### SELECTED EXTRACT ###

Sunday, 18 November 2012

The Wrekin Wrecker - a bit of spontaneous fun in the sun

This week, I've mostly not felt like running.  It doesn't happen often, but when it does, I listen to my body and get in a bit of extra rest.  The benefit of occasionally taking a break is having the energy to get out and throw in an extra race as a reward!  So, with friends Mitch, Roy, and Chris, I headed out to run all 'round The Wrekin.  I had missed out on the race last year, due to injury at Abingdon, so was happy to have a chance to try it out this year.

This race is a category A fell race, which means it's steep (average 50m/km of climb).  It also means there will be plenty of top class competitors there to make sure I don't get lost as I follow their footprints.  The route was very well marked, well marshalled, but could have done with a few more slow runners to pad my ego when I look at the results.

###

GIVEN TASK 1:
Pull out every line in the entries below that contains the string "income". Case counts.

### RECORDS FOR THIS EXERCISE ###

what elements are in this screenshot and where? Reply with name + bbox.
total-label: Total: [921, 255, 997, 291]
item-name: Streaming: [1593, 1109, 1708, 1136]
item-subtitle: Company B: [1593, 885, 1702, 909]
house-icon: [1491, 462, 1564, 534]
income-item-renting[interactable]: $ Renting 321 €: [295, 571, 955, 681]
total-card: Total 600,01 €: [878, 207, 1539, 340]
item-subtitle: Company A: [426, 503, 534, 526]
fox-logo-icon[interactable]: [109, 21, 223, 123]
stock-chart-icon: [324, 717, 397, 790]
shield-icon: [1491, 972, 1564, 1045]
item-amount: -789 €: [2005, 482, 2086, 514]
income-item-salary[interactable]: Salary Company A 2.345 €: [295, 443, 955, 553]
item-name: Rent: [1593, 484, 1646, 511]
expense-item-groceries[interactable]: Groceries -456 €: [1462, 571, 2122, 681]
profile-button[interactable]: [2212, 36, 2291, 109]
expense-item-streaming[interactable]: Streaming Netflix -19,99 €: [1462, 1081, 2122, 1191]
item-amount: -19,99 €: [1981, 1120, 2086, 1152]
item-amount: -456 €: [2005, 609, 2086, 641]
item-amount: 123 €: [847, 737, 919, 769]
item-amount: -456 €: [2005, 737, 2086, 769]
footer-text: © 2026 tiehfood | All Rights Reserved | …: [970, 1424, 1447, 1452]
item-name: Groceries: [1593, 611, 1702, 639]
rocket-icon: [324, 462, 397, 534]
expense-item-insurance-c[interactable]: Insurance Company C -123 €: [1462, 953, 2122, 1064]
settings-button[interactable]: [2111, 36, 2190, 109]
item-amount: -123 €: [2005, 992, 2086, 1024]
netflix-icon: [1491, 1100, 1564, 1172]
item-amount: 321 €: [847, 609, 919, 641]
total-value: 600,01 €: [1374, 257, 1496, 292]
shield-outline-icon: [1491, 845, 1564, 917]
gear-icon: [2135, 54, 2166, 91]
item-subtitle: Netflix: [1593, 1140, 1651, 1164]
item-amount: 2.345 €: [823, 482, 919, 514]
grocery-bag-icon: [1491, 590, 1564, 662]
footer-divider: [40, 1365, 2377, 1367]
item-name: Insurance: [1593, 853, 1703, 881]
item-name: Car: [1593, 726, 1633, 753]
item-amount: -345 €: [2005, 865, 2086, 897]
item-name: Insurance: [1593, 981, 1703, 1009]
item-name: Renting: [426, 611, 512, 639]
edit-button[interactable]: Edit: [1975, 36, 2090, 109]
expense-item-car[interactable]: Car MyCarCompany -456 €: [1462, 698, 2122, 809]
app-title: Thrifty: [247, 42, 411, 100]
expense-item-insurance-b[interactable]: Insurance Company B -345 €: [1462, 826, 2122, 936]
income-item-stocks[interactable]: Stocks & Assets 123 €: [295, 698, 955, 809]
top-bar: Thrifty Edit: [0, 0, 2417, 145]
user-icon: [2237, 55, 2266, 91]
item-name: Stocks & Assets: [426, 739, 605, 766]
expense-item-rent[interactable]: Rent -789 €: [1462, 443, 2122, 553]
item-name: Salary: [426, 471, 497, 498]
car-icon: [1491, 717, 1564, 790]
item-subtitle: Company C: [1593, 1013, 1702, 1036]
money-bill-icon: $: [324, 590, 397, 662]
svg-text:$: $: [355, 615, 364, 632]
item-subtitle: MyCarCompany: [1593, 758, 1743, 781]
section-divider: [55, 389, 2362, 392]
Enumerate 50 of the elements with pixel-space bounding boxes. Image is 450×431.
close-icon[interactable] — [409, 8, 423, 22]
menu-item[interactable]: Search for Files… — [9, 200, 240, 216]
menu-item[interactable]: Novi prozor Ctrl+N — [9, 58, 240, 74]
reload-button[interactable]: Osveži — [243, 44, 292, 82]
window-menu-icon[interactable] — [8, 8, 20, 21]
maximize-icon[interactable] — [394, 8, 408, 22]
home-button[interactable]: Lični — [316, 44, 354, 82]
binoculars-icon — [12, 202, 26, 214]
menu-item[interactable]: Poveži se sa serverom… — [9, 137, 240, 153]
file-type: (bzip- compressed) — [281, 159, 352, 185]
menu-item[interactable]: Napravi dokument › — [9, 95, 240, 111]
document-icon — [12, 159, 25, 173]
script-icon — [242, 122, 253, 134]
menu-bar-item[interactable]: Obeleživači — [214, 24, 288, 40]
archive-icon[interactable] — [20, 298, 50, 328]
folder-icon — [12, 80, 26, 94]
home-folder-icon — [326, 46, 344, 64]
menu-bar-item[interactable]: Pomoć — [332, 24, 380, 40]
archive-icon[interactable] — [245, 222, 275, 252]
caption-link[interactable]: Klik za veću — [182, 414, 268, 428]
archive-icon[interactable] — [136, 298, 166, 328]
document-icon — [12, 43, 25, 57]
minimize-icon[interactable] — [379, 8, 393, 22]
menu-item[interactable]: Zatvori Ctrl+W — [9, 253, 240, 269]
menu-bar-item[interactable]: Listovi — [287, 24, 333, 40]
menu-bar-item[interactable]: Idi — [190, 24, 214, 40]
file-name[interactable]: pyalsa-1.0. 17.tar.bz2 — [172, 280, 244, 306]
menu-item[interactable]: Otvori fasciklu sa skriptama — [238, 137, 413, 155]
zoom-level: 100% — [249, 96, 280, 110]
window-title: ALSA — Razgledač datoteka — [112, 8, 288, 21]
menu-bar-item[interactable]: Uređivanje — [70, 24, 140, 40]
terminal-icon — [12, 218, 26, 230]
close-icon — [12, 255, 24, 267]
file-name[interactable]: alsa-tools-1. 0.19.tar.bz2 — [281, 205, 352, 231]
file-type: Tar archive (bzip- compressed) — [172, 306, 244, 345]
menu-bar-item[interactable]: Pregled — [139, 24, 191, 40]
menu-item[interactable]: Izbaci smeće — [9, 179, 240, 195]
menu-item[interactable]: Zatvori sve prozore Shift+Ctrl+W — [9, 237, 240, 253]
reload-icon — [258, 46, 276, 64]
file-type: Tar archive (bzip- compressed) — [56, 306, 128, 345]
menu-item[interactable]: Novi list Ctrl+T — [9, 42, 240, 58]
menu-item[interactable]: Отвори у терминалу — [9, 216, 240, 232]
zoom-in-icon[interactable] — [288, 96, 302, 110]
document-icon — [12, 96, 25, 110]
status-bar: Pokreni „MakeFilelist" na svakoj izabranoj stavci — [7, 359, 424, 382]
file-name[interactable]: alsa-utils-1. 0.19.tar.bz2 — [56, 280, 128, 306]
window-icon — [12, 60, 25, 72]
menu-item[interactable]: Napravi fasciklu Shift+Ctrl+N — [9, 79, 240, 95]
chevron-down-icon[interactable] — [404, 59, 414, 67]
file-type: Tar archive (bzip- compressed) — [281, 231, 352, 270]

###

GIVEN TASK 2:
In the race blog post, what average climb does a category A fell race have?

OUTPUT 1:
income-item-renting[interactable]: $ Renting 321 €: [295, 571, 955, 681]
income-item-salary[interactable]: Salary Company A 2.345 €: [295, 443, 955, 553]
income-item-stocks[interactable]: Stocks & Assets 123 €: [295, 698, 955, 809]

OUTPUT 2:
An average of 50m/km of climb.